Aim. In your copy, reproduce the entries exactly as they are, minus the images.

## start The data

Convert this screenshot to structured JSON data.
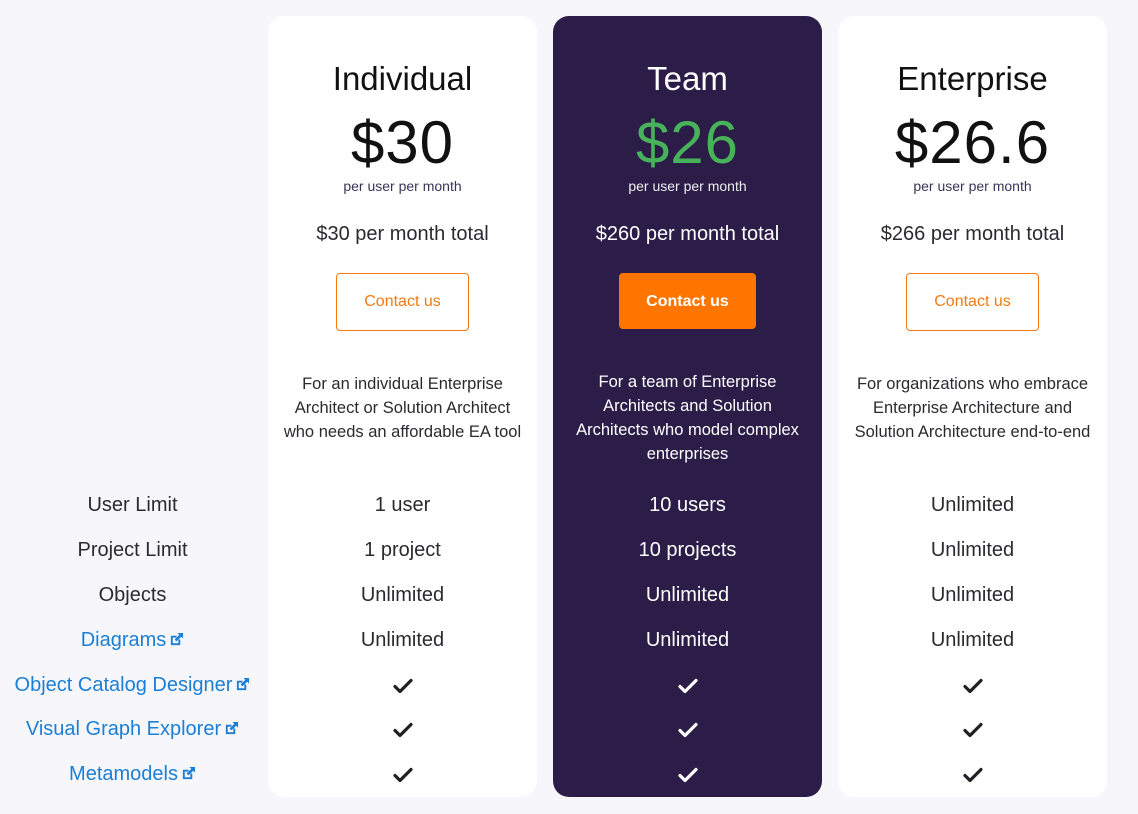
{
  "features": [
    {
      "label": "User Limit",
      "link": false
    },
    {
      "label": "Project Limit",
      "link": false
    },
    {
      "label": "Objects",
      "link": false
    },
    {
      "label": "Diagrams",
      "link": true,
      "icon": "external-link-icon"
    },
    {
      "label": "Object Catalog Designer",
      "link": true,
      "icon": "external-link-icon"
    },
    {
      "label": "Visual Graph Explorer",
      "link": true,
      "icon": "external-link-icon"
    },
    {
      "label": "Metamodels",
      "link": true,
      "icon": "external-link-icon"
    }
  ],
  "plans": [
    {
      "name": "Individual",
      "price": "$30",
      "per": "per user per month",
      "total": "$30 per month total",
      "cta": "Contact us",
      "description": "For an individual Enterprise Architect or Solution Architect who needs an affordable EA tool",
      "values": [
        "1 user",
        "1 project",
        "Unlimited",
        "Unlimited",
        "check",
        "check",
        "check"
      ]
    },
    {
      "name": "Team",
      "price": "$26",
      "per": "per user per month",
      "total": "$260 per month total",
      "cta": "Contact us",
      "featured": true,
      "description": "For a team of Enterprise Architects and Solution Architects who model complex enterprises",
      "values": [
        "10 users",
        "10 projects",
        "Unlimited",
        "Unlimited",
        "check",
        "check",
        "check"
      ]
    },
    {
      "name": "Enterprise",
      "price": "$26.6",
      "per": "per user per month",
      "total": "$266 per month total",
      "cta": "Contact us",
      "description": "For organizations who embrace Enterprise Architecture and Solution Architecture end-to-end",
      "values": [
        "Unlimited",
        "Unlimited",
        "Unlimited",
        "Unlimited",
        "check",
        "check",
        "check"
      ]
    }
  ],
  "colors": {
    "background": "#f6f6fb",
    "featured_card": "#2b1d48",
    "featured_price": "#47b25a",
    "accent_orange": "#ff7500",
    "link_blue": "#1a7fd6"
  }
}
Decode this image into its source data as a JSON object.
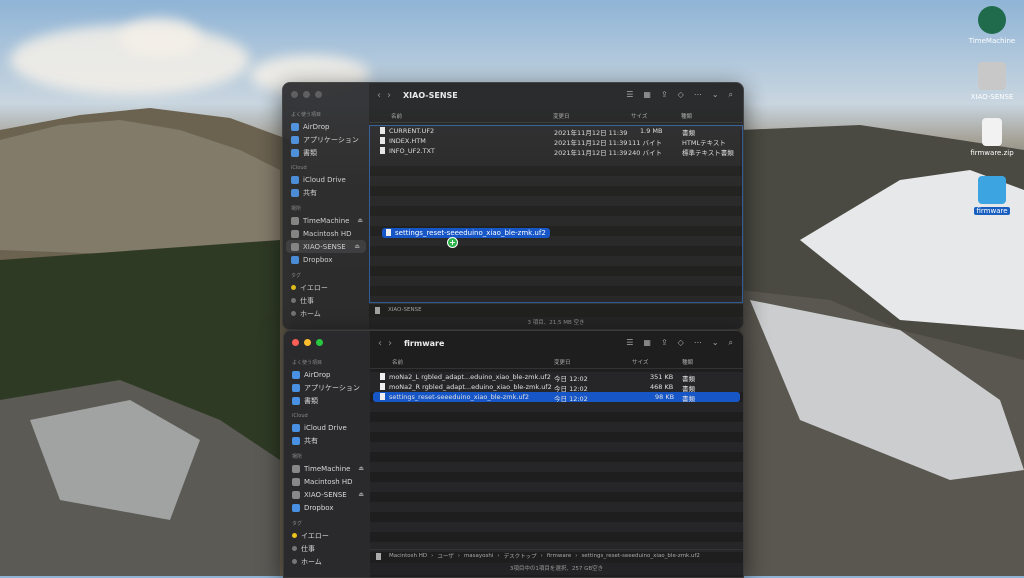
{
  "desktop": {
    "icons": [
      {
        "label": "TimeMachine",
        "icon": "timemachine-icon"
      },
      {
        "label": "XIAO-SENSE",
        "icon": "drive-icon"
      },
      {
        "label": "firmware.zip",
        "icon": "zip-file-icon"
      },
      {
        "label": "firmware",
        "icon": "folder-icon"
      }
    ]
  },
  "back_window": {
    "title": "XIAO-SENSE",
    "sidebar": {
      "favorites_header": "よく使う項目",
      "favorites": [
        "AirDrop",
        "アプリケーション",
        "書類"
      ],
      "icloud_header": "iCloud",
      "icloud": [
        "iCloud Drive",
        "共有"
      ],
      "locations_header": "場所",
      "locations": [
        "TimeMachine",
        "Macintosh HD",
        "XIAO-SENSE",
        "Dropbox"
      ],
      "tags_header": "タグ",
      "tags": [
        "イエロー",
        "仕事",
        "ホーム"
      ]
    },
    "columns": {
      "name": "名前",
      "date": "変更日",
      "size": "サイズ",
      "kind": "種類"
    },
    "files": [
      {
        "name": "CURRENT.UF2",
        "date": "2021年11月12日 11:39",
        "size": "1.9 MB",
        "kind": "書類"
      },
      {
        "name": "INDEX.HTM",
        "date": "2021年11月12日 11:39",
        "size": "111 バイト",
        "kind": "HTMLテキスト"
      },
      {
        "name": "INFO_UF2.TXT",
        "date": "2021年11月12日 11:39",
        "size": "240 バイト",
        "kind": "標準テキスト書類"
      }
    ],
    "drag_item": "settings_reset-seeeduino_xiao_ble-zmk.uf2",
    "pathbar": "XIAO-SENSE",
    "status": "3 項目、21.5 MB 空き"
  },
  "front_window": {
    "title": "firmware",
    "sidebar": {
      "favorites_header": "よく使う項目",
      "favorites": [
        "AirDrop",
        "アプリケーション",
        "書類"
      ],
      "icloud_header": "iCloud",
      "icloud": [
        "iCloud Drive",
        "共有"
      ],
      "locations_header": "場所",
      "locations": [
        "TimeMachine",
        "Macintosh HD",
        "XIAO-SENSE",
        "Dropbox"
      ],
      "tags_header": "タグ",
      "tags": [
        "イエロー",
        "仕事",
        "ホーム"
      ]
    },
    "columns": {
      "name": "名前",
      "date": "変更日",
      "size": "サイズ",
      "kind": "種類"
    },
    "files": [
      {
        "name": "moNa2_L rgbled_adapt...eduino_xiao_ble-zmk.uf2",
        "date": "今日 12:02",
        "size": "351 KB",
        "kind": "書類"
      },
      {
        "name": "moNa2_R rgbled_adapt...eduino_xiao_ble-zmk.uf2",
        "date": "今日 12:02",
        "size": "468 KB",
        "kind": "書類"
      },
      {
        "name": "settings_reset-seeeduino_xiao_ble-zmk.uf2",
        "date": "今日 12:02",
        "size": "98 KB",
        "kind": "書類"
      }
    ],
    "pathbar": [
      "Macintosh HD",
      "ユーザ",
      "masayoshi",
      "デスクトップ",
      "firmware",
      "settings_reset-seeeduino_xiao_ble-zmk.uf2"
    ],
    "status": "3項目中の1項目を選択、257 GB空き"
  }
}
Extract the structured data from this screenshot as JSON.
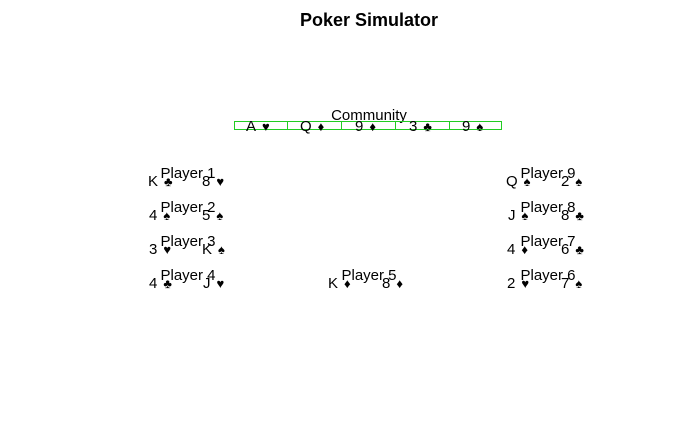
{
  "title": "Poker Simulator",
  "community": {
    "label": "Community",
    "cards": [
      {
        "rank": "A",
        "suit": "♥"
      },
      {
        "rank": "Q",
        "suit": "♦"
      },
      {
        "rank": "9",
        "suit": "♦"
      },
      {
        "rank": "3",
        "suit": "♣"
      },
      {
        "rank": "9",
        "suit": "♠"
      }
    ]
  },
  "players": [
    {
      "name": "Player 1",
      "cards": [
        {
          "rank": "K",
          "suit": "♣"
        },
        {
          "rank": "8",
          "suit": "♥"
        }
      ]
    },
    {
      "name": "Player 2",
      "cards": [
        {
          "rank": "4",
          "suit": "♠"
        },
        {
          "rank": "5",
          "suit": "♠"
        }
      ]
    },
    {
      "name": "Player 3",
      "cards": [
        {
          "rank": "3",
          "suit": "♥"
        },
        {
          "rank": "K",
          "suit": "♠"
        }
      ]
    },
    {
      "name": "Player 4",
      "cards": [
        {
          "rank": "4",
          "suit": "♣"
        },
        {
          "rank": "J",
          "suit": "♥"
        }
      ]
    },
    {
      "name": "Player 5",
      "cards": [
        {
          "rank": "K",
          "suit": "♦"
        },
        {
          "rank": "8",
          "suit": "♦"
        }
      ]
    },
    {
      "name": "Player 6",
      "cards": [
        {
          "rank": "2",
          "suit": "♥"
        },
        {
          "rank": "7",
          "suit": "♠"
        }
      ]
    },
    {
      "name": "Player 7",
      "cards": [
        {
          "rank": "4",
          "suit": "♦"
        },
        {
          "rank": "6",
          "suit": "♣"
        }
      ]
    },
    {
      "name": "Player 8",
      "cards": [
        {
          "rank": "J",
          "suit": "♠"
        },
        {
          "rank": "8",
          "suit": "♣"
        }
      ]
    },
    {
      "name": "Player 9",
      "cards": [
        {
          "rank": "Q",
          "suit": "♠"
        },
        {
          "rank": "2",
          "suit": "♠"
        }
      ]
    }
  ]
}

## end The data

Answer to this task.
Convert this screenshot to structured JSON data.
{
  "features": [
    {
      "label": "User Limit",
      "link": false
    },
    {
      "label": "Project Limit",
      "link": false
    },
    {
      "label": "Objects",
      "link": false
    },
    {
      "label": "Diagrams",
      "link": true,
      "icon": "external-link-icon"
    },
    {
      "label": "Object Catalog Designer",
      "link": true,
      "icon": "external-link-icon"
    },
    {
      "label": "Visual Graph Explorer",
      "link": true,
      "icon": "external-link-icon"
    },
    {
      "label": "Metamodels",
      "link": true,
      "icon": "external-link-icon"
    }
  ],
  "plans": [
    {
      "name": "Individual",
      "price": "$30",
      "per": "per user per month",
      "total": "$30 per month total",
      "cta": "Contact us",
      "description": "For an individual Enterprise Architect or Solution Architect who needs an affordable EA tool",
      "values": [
        "1 user",
        "1 project",
        "Unlimited",
        "Unlimited",
        "check",
        "check",
        "check"
      ]
    },
    {
      "name": "Team",
      "price": "$26",
      "per": "per user per month",
      "total": "$260 per month total",
      "cta": "Contact us",
      "featured": true,
      "description": "For a team of Enterprise Architects and Solution Architects who model complex enterprises",
      "values": [
        "10 users",
        "10 projects",
        "Unlimited",
        "Unlimited",
        "check",
        "check",
        "check"
      ]
    },
    {
      "name": "Enterprise",
      "price": "$26.6",
      "per": "per user per month",
      "total": "$266 per month total",
      "cta": "Contact us",
      "description": "For organizations who embrace Enterprise Architecture and Solution Architecture end-to-end",
      "values": [
        "Unlimited",
        "Unlimited",
        "Unlimited",
        "Unlimited",
        "check",
        "check",
        "check"
      ]
    }
  ],
  "colors": {
    "background": "#f6f6fb",
    "featured_card": "#2b1d48",
    "featured_price": "#47b25a",
    "accent_orange": "#ff7500",
    "link_blue": "#1a7fd6"
  }
}
Decode this image into its source data as a JSON object.
{
  "desktop": {
    "icons": [
      {
        "label": "TimeMachine",
        "icon": "timemachine-icon"
      },
      {
        "label": "XIAO-SENSE",
        "icon": "drive-icon"
      },
      {
        "label": "firmware.zip",
        "icon": "zip-file-icon"
      },
      {
        "label": "firmware",
        "icon": "folder-icon"
      }
    ]
  },
  "back_window": {
    "title": "XIAO-SENSE",
    "sidebar": {
      "favorites_header": "よく使う項目",
      "favorites": [
        "AirDrop",
        "アプリケーション",
        "書類"
      ],
      "icloud_header": "iCloud",
      "icloud": [
        "iCloud Drive",
        "共有"
      ],
      "locations_header": "場所",
      "locations": [
        "TimeMachine",
        "Macintosh HD",
        "XIAO-SENSE",
        "Dropbox"
      ],
      "tags_header": "タグ",
      "tags": [
        "イエロー",
        "仕事",
        "ホーム"
      ]
    },
    "columns": {
      "name": "名前",
      "date": "変更日",
      "size": "サイズ",
      "kind": "種類"
    },
    "files": [
      {
        "name": "CURRENT.UF2",
        "date": "2021年11月12日 11:39",
        "size": "1.9 MB",
        "kind": "書類"
      },
      {
        "name": "INDEX.HTM",
        "date": "2021年11月12日 11:39",
        "size": "111 バイト",
        "kind": "HTMLテキスト"
      },
      {
        "name": "INFO_UF2.TXT",
        "date": "2021年11月12日 11:39",
        "size": "240 バイト",
        "kind": "標準テキスト書類"
      }
    ],
    "drag_item": "settings_reset-seeeduino_xiao_ble-zmk.uf2",
    "pathbar": "XIAO-SENSE",
    "status": "3 項目、21.5 MB 空き"
  },
  "front_window": {
    "title": "firmware",
    "sidebar": {
      "favorites_header": "よく使う項目",
      "favorites": [
        "AirDrop",
        "アプリケーション",
        "書類"
      ],
      "icloud_header": "iCloud",
      "icloud": [
        "iCloud Drive",
        "共有"
      ],
      "locations_header": "場所",
      "locations": [
        "TimeMachine",
        "Macintosh HD",
        "XIAO-SENSE",
        "Dropbox"
      ],
      "tags_header": "タグ",
      "tags": [
        "イエロー",
        "仕事",
        "ホーム"
      ]
    },
    "columns": {
      "name": "名前",
      "date": "変更日",
      "size": "サイズ",
      "kind": "種類"
    },
    "files": [
      {
        "name": "moNa2_L rgbled_adapt...eduino_xiao_ble-zmk.uf2",
        "date": "今日 12:02",
        "size": "351 KB",
        "kind": "書類"
      },
      {
        "name": "moNa2_R rgbled_adapt...eduino_xiao_ble-zmk.uf2",
        "date": "今日 12:02",
        "size": "468 KB",
        "kind": "書類"
      },
      {
        "name": "settings_reset-seeeduino_xiao_ble-zmk.uf2",
        "date": "今日 12:02",
        "size": "98 KB",
        "kind": "書類"
      }
    ],
    "pathbar": [
      "Macintosh HD",
      "ユーザ",
      "masayoshi",
      "デスクトップ",
      "firmware",
      "settings_reset-seeeduino_xiao_ble-zmk.uf2"
    ],
    "status": "3項目中の1項目を選択、257 GB空き"
  }
}
Extract the structured data from this screenshot as JSON.
{
  "title": "Poker Simulator",
  "community": {
    "label": "Community",
    "cards": [
      {
        "rank": "A",
        "suit": "♥"
      },
      {
        "rank": "Q",
        "suit": "♦"
      },
      {
        "rank": "9",
        "suit": "♦"
      },
      {
        "rank": "3",
        "suit": "♣"
      },
      {
        "rank": "9",
        "suit": "♠"
      }
    ]
  },
  "players": [
    {
      "name": "Player 1",
      "cards": [
        {
          "rank": "K",
          "suit": "♣"
        },
        {
          "rank": "8",
          "suit": "♥"
        }
      ]
    },
    {
      "name": "Player 2",
      "cards": [
        {
          "rank": "4",
          "suit": "♠"
        },
        {
          "rank": "5",
          "suit": "♠"
        }
      ]
    },
    {
      "name": "Player 3",
      "cards": [
        {
          "rank": "3",
          "suit": "♥"
        },
        {
          "rank": "K",
          "suit": "♠"
        }
      ]
    },
    {
      "name": "Player 4",
      "cards": [
        {
          "rank": "4",
          "suit": "♣"
        },
        {
          "rank": "J",
          "suit": "♥"
        }
      ]
    },
    {
      "name": "Player 5",
      "cards": [
        {
          "rank": "K",
          "suit": "♦"
        },
        {
          "rank": "8",
          "suit": "♦"
        }
      ]
    },
    {
      "name": "Player 6",
      "cards": [
        {
          "rank": "2",
          "suit": "♥"
        },
        {
          "rank": "7",
          "suit": "♠"
        }
      ]
    },
    {
      "name": "Player 7",
      "cards": [
        {
          "rank": "4",
          "suit": "♦"
        },
        {
          "rank": "6",
          "suit": "♣"
        }
      ]
    },
    {
      "name": "Player 8",
      "cards": [
        {
          "rank": "J",
          "suit": "♠"
        },
        {
          "rank": "8",
          "suit": "♣"
        }
      ]
    },
    {
      "name": "Player 9",
      "cards": [
        {
          "rank": "Q",
          "suit": "♠"
        },
        {
          "rank": "2",
          "suit": "♠"
        }
      ]
    }
  ]
}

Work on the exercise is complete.